▸ Task details
Locate the lines that hold the string "THEY". Copy every such line.

▸ Supplied material
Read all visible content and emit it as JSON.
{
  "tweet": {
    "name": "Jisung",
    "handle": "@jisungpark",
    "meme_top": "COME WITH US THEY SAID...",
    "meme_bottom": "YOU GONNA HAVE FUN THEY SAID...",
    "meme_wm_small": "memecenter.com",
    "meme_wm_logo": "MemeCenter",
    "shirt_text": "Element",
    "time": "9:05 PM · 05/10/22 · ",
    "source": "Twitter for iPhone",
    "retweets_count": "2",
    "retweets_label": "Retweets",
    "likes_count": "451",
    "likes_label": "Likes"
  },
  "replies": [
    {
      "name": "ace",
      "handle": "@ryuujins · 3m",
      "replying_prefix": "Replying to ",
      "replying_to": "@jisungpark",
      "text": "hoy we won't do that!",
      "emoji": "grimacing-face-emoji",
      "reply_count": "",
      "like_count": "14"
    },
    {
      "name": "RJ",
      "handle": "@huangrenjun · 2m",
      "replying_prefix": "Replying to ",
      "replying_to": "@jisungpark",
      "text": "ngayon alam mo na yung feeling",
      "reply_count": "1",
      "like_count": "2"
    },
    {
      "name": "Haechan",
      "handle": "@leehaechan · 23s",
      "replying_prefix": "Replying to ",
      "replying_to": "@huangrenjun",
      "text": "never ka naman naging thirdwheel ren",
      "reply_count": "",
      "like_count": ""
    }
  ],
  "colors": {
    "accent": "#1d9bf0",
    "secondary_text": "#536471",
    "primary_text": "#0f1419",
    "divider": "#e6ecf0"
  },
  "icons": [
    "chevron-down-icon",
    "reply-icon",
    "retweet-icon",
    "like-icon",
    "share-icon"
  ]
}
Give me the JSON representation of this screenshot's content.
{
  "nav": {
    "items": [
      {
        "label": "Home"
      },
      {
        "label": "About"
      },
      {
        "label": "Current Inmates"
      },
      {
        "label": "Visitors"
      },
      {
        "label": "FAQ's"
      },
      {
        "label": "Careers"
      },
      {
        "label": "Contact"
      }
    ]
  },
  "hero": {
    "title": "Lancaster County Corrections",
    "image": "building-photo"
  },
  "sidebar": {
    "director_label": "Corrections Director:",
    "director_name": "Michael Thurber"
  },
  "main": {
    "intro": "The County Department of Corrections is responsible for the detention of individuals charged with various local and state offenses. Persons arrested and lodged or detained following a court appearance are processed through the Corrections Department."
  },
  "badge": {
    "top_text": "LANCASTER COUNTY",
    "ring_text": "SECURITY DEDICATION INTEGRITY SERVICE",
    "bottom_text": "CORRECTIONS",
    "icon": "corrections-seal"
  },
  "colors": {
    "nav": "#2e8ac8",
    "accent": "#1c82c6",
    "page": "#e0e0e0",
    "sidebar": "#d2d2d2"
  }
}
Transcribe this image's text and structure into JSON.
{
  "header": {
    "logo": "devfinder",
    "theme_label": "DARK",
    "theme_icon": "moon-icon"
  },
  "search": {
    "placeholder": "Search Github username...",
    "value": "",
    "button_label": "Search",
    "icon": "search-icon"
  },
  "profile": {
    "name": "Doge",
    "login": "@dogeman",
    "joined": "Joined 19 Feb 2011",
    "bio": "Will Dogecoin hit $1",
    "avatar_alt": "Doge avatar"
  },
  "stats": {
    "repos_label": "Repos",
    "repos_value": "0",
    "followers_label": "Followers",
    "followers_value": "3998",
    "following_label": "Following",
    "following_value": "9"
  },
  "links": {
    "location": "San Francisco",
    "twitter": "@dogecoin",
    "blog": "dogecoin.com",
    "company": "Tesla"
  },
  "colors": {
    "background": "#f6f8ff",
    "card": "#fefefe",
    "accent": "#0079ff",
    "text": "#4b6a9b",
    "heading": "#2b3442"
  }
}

▸ Task output
    "meme_top": "COME WITH US THEY SAID...",
    "meme_bottom": "YOU GONNA HAVE FUN THEY SAID...",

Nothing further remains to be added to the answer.